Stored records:
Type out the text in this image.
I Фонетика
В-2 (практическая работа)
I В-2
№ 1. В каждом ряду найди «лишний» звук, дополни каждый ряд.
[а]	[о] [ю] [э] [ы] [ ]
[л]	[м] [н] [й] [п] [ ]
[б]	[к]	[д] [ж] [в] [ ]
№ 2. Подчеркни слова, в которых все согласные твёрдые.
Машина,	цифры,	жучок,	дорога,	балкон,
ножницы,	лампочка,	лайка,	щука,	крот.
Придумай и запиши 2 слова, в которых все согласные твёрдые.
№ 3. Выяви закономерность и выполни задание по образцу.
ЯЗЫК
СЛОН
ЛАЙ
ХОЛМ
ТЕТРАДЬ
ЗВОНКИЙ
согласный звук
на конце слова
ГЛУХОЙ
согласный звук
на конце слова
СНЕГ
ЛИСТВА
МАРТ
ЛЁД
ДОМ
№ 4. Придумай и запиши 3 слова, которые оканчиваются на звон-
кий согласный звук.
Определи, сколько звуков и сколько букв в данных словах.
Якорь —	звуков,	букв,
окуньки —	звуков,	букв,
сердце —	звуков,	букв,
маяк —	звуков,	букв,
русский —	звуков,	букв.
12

> _Your task_:
Return each line among the entries that holds the word "букв".

> _Solution to the problem_:
Определи, сколько звуков и сколько букв в данных словах.
Якорь —	звуков,	букв,
окуньки —	звуков,	букв,
сердце —	звуков,	букв,
маяк —	звуков,	букв,
русский —	звуков,	букв.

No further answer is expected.